» **YOUR GOAL**:
Show every line that has the string "content" in it.

» **EXERCISE MATERIAL**:
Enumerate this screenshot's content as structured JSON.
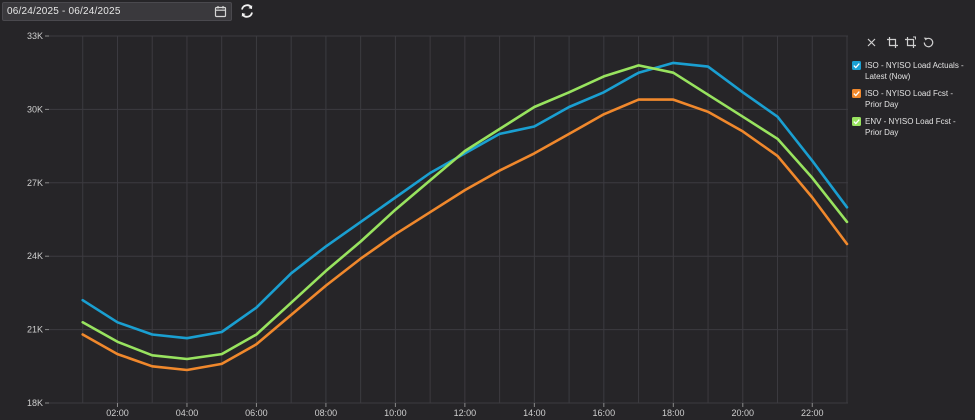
{
  "date_range": {
    "value": "06/24/2025 - 06/24/2025"
  },
  "icons": {
    "calendar": "calendar-icon",
    "refresh": "refresh-icon",
    "close": "close-icon",
    "crop": "crop-icon",
    "crop_alt": "crop-icon",
    "reset": "reset-icon"
  },
  "colors": {
    "background": "#262528",
    "grid": "#3c3b40",
    "series_actuals": "#1a9fd1",
    "series_iso_fcst": "#f0882c",
    "series_env_fcst": "#98e35f"
  },
  "chart_data": {
    "type": "line",
    "x_ticks": [
      "02:00",
      "04:00",
      "06:00",
      "08:00",
      "10:00",
      "12:00",
      "14:00",
      "16:00",
      "18:00",
      "20:00",
      "22:00"
    ],
    "y_ticks": [
      "18K",
      "21K",
      "24K",
      "27K",
      "30K",
      "33K"
    ],
    "ylim": [
      18000,
      33000
    ],
    "xlim_hours": [
      0,
      23
    ],
    "grid": true,
    "legend_position": "right",
    "series": [
      {
        "name": "ISO - NYISO Load Actuals - Latest (Now)",
        "color": "#1a9fd1",
        "x": [
          1,
          2,
          3,
          4,
          5,
          6,
          7,
          8,
          9,
          10,
          11,
          12,
          13,
          14,
          15,
          16,
          17,
          18,
          19,
          20,
          21,
          22,
          23
        ],
        "values": [
          22200,
          21300,
          20800,
          20650,
          20900,
          21900,
          23300,
          24400,
          25400,
          26400,
          27400,
          28200,
          29000,
          29300,
          30100,
          30700,
          31500,
          31900,
          31750,
          30700,
          29700,
          27900,
          26000
        ]
      },
      {
        "name": "ISO - NYISO Load Fcst - Prior Day",
        "color": "#f0882c",
        "x": [
          1,
          2,
          3,
          4,
          5,
          6,
          7,
          8,
          9,
          10,
          11,
          12,
          13,
          14,
          15,
          16,
          17,
          18,
          19,
          20,
          21,
          22,
          23
        ],
        "values": [
          20800,
          20000,
          19500,
          19350,
          19600,
          20400,
          21600,
          22800,
          23900,
          24900,
          25800,
          26700,
          27500,
          28200,
          29000,
          29800,
          30400,
          30400,
          29900,
          29100,
          28100,
          26400,
          24500
        ]
      },
      {
        "name": "ENV - NYISO Load Fcst - Prior Day",
        "color": "#98e35f",
        "x": [
          1,
          2,
          3,
          4,
          5,
          6,
          7,
          8,
          9,
          10,
          11,
          12,
          13,
          14,
          15,
          16,
          17,
          18,
          19,
          20,
          21,
          22,
          23
        ],
        "values": [
          21300,
          20500,
          19950,
          19800,
          20000,
          20800,
          22100,
          23400,
          24600,
          25900,
          27100,
          28300,
          29200,
          30100,
          30700,
          31350,
          31800,
          31500,
          30600,
          29700,
          28800,
          27200,
          25400
        ]
      }
    ]
  }
}
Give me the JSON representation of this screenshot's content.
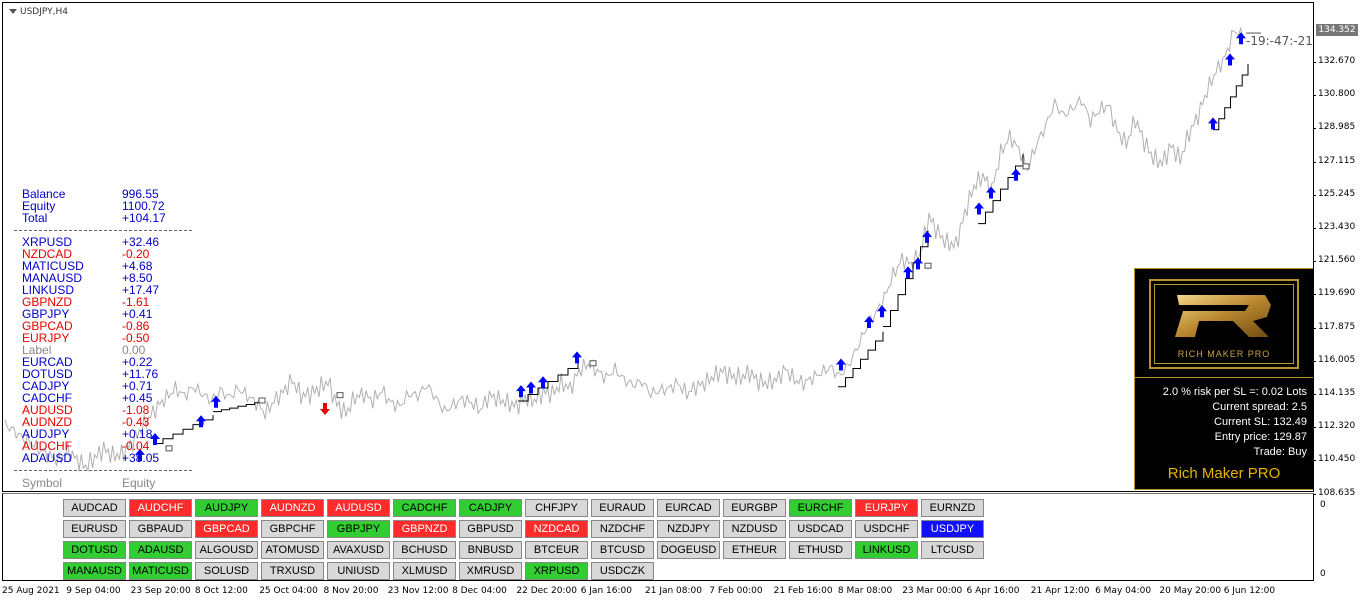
{
  "chart": {
    "title": "USDJPY,H4",
    "countdown": "-19:-47:-21",
    "current_price": "134.352",
    "price_labels": [
      "132.670",
      "130.800",
      "128.985",
      "127.115",
      "125.245",
      "123.430",
      "121.560",
      "119.690",
      "117.875",
      "116.005",
      "114.135",
      "112.320",
      "110.450",
      "108.635"
    ],
    "sub_labels": [
      "0",
      "0"
    ],
    "date_labels": [
      "25 Aug 2021",
      "9 Sep 04:00",
      "23 Sep 20:00",
      "8 Oct 12:00",
      "25 Oct 04:00",
      "8 Nov 20:00",
      "23 Nov 12:00",
      "8 Dec 04:00",
      "22 Dec 20:00",
      "6 Jan 16:00",
      "21 Jan 08:00",
      "7 Feb 00:00",
      "21 Feb 16:00",
      "8 Mar 08:00",
      "23 Mar 00:00",
      "6 Apr 16:00",
      "21 Apr 12:00",
      "6 May 04:00",
      "20 May 20:00",
      "6 Jun 12:00"
    ],
    "line_color": "#b0b0b0",
    "buy_arrow_color": "#0000ff",
    "sell_arrow_color": "#e60000",
    "price_series": [
      112.3,
      111.9,
      111.5,
      111.2,
      110.8,
      110.5,
      110.2,
      110.8,
      110.3,
      109.9,
      110.4,
      110.9,
      110.5,
      110.6,
      111.1,
      111.9,
      112.6,
      113.3,
      113.8,
      114.3,
      113.9,
      114.4,
      114.0,
      113.6,
      114.2,
      113.8,
      114.3,
      113.9,
      113.5,
      112.9,
      113.6,
      114.1,
      114.8,
      113.9,
      114.0,
      114.3,
      114.7,
      113.4,
      112.9,
      113.8,
      114.0,
      113.6,
      114.2,
      113.5,
      113.3,
      114.0,
      113.9,
      114.5,
      113.8,
      113.0,
      113.4,
      113.7,
      113.5,
      113.1,
      113.9,
      113.7,
      113.5,
      113.3,
      113.8,
      113.6,
      114.1,
      114.0,
      114.6,
      114.3,
      115.3,
      115.7,
      115.3,
      114.9,
      115.4,
      114.8,
      114.5,
      114.7,
      114.0,
      114.2,
      114.3,
      114.6,
      114.0,
      114.4,
      114.6,
      115.0,
      115.3,
      115.0,
      114.9,
      115.2,
      114.7,
      114.6,
      114.8,
      115.4,
      114.8,
      114.6,
      114.9,
      115.2,
      115.5,
      115.0,
      115.6,
      116.6,
      117.7,
      118.5,
      119.4,
      120.7,
      121.6,
      121.3,
      121.9,
      124.0,
      123.1,
      122.5,
      122.4,
      124.2,
      125.7,
      126.3,
      125.5,
      127.6,
      128.5,
      127.8,
      126.7,
      128.1,
      129.1,
      130.4,
      129.7,
      130.1,
      130.6,
      129.4,
      130.0,
      130.3,
      128.8,
      128.1,
      129.5,
      128.2,
      127.3,
      127.0,
      128.0,
      127.2,
      128.7,
      129.7,
      131.1,
      132.2,
      133.0,
      134.5,
      134.2
    ]
  },
  "account": {
    "balance_label": "Balance",
    "balance_value": "996.55",
    "equity_label": "Equity",
    "equity_value": "1100.72",
    "total_label": "Total",
    "total_value": "+104.17"
  },
  "positions": [
    {
      "symbol": "XRPUSD",
      "value": "+32.46",
      "color": "blue"
    },
    {
      "symbol": "NZDCAD",
      "value": "-0.20",
      "color": "red"
    },
    {
      "symbol": "MATICUSD",
      "value": "+4.68",
      "color": "blue"
    },
    {
      "symbol": "MANAUSD",
      "value": "+8.50",
      "color": "blue"
    },
    {
      "symbol": "LINKUSD",
      "value": "+17.47",
      "color": "blue"
    },
    {
      "symbol": "GBPNZD",
      "value": "-1.61",
      "color": "red"
    },
    {
      "symbol": "GBPJPY",
      "value": "+0.41",
      "color": "blue"
    },
    {
      "symbol": "GBPCAD",
      "value": "-0.86",
      "color": "red"
    },
    {
      "symbol": "EURJPY",
      "value": "-0.50",
      "color": "red"
    },
    {
      "symbol": "Label",
      "value": "0.00",
      "color": "gray"
    },
    {
      "symbol": "EURCAD",
      "value": "+0.22",
      "color": "blue"
    },
    {
      "symbol": "DOTUSD",
      "value": "+11.76",
      "color": "blue"
    },
    {
      "symbol": "CADJPY",
      "value": "+0.71",
      "color": "blue"
    },
    {
      "symbol": "CADCHF",
      "value": "+0.45",
      "color": "blue"
    },
    {
      "symbol": "AUDUSD",
      "value": "-1.08",
      "color": "red"
    },
    {
      "symbol": "AUDNZD",
      "value": "-0.43",
      "color": "red"
    },
    {
      "symbol": "AUDJPY",
      "value": "+0.18",
      "color": "blue"
    },
    {
      "symbol": "AUDCHF",
      "value": "-0.04",
      "color": "red"
    },
    {
      "symbol": "ADAUSD",
      "value": "+38.05",
      "color": "blue"
    }
  ],
  "table_header": {
    "symbol": "Symbol",
    "equity": "Equity"
  },
  "panel": {
    "logo_text": "RICH MAKER PRO",
    "risk_line": "2.0 % risk per SL =: 0.02 Lots",
    "spread_line": "Current spread: 2.5",
    "sl_line": "Current SL: 132.49",
    "entry_line": "Entry price: 129.87",
    "trade_line": "Trade: Buy",
    "title": "Rich Maker PRO",
    "border_color": "#b8922e",
    "title_color": "#e8b400"
  },
  "symbol_buttons": [
    [
      {
        "label": "AUDCAD",
        "state": "n"
      },
      {
        "label": "AUDCHF",
        "state": "r"
      },
      {
        "label": "AUDJPY",
        "state": "g"
      },
      {
        "label": "AUDNZD",
        "state": "r"
      },
      {
        "label": "AUDUSD",
        "state": "r"
      },
      {
        "label": "CADCHF",
        "state": "g"
      },
      {
        "label": "CADJPY",
        "state": "g"
      },
      {
        "label": "CHFJPY",
        "state": "n"
      },
      {
        "label": "EURAUD",
        "state": "n"
      },
      {
        "label": "EURCAD",
        "state": "n"
      },
      {
        "label": "EURGBP",
        "state": "n"
      },
      {
        "label": "EURCHF",
        "state": "g"
      },
      {
        "label": "EURJPY",
        "state": "r"
      },
      {
        "label": "EURNZD",
        "state": "n"
      }
    ],
    [
      {
        "label": "EURUSD",
        "state": "n"
      },
      {
        "label": "GBPAUD",
        "state": "n"
      },
      {
        "label": "GBPCAD",
        "state": "r"
      },
      {
        "label": "GBPCHF",
        "state": "n"
      },
      {
        "label": "GBPJPY",
        "state": "g"
      },
      {
        "label": "GBPNZD",
        "state": "r"
      },
      {
        "label": "GBPUSD",
        "state": "n"
      },
      {
        "label": "NZDCAD",
        "state": "r"
      },
      {
        "label": "NZDCHF",
        "state": "n"
      },
      {
        "label": "NZDJPY",
        "state": "n"
      },
      {
        "label": "NZDUSD",
        "state": "n"
      },
      {
        "label": "USDCAD",
        "state": "n"
      },
      {
        "label": "USDCHF",
        "state": "n"
      },
      {
        "label": "USDJPY",
        "state": "b"
      }
    ],
    [
      {
        "label": "DOTUSD",
        "state": "g"
      },
      {
        "label": "ADAUSD",
        "state": "g"
      },
      {
        "label": "ALGOUSD",
        "state": "n"
      },
      {
        "label": "ATOMUSD",
        "state": "n"
      },
      {
        "label": "AVAXUSD",
        "state": "n"
      },
      {
        "label": "BCHUSD",
        "state": "n"
      },
      {
        "label": "BNBUSD",
        "state": "n"
      },
      {
        "label": "BTCEUR",
        "state": "n"
      },
      {
        "label": "BTCUSD",
        "state": "n"
      },
      {
        "label": "DOGEUSD",
        "state": "n"
      },
      {
        "label": "ETHEUR",
        "state": "n"
      },
      {
        "label": "ETHUSD",
        "state": "n"
      },
      {
        "label": "LINKUSD",
        "state": "g"
      },
      {
        "label": "LTCUSD",
        "state": "n"
      }
    ],
    [
      {
        "label": "MANAUSD",
        "state": "g"
      },
      {
        "label": "MATICUSD",
        "state": "g"
      },
      {
        "label": "SOLUSD",
        "state": "n"
      },
      {
        "label": "TRXUSD",
        "state": "n"
      },
      {
        "label": "UNIUSD",
        "state": "n"
      },
      {
        "label": "XLMUSD",
        "state": "n"
      },
      {
        "label": "XMRUSD",
        "state": "n"
      },
      {
        "label": "XRPUSD",
        "state": "g"
      },
      {
        "label": "USDCZK",
        "state": "n"
      }
    ]
  ]
}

» **FULL OUTPUT**:
Enumerate this screenshot's content as structured JSON.
Give me the JSON representation of this screenshot's content.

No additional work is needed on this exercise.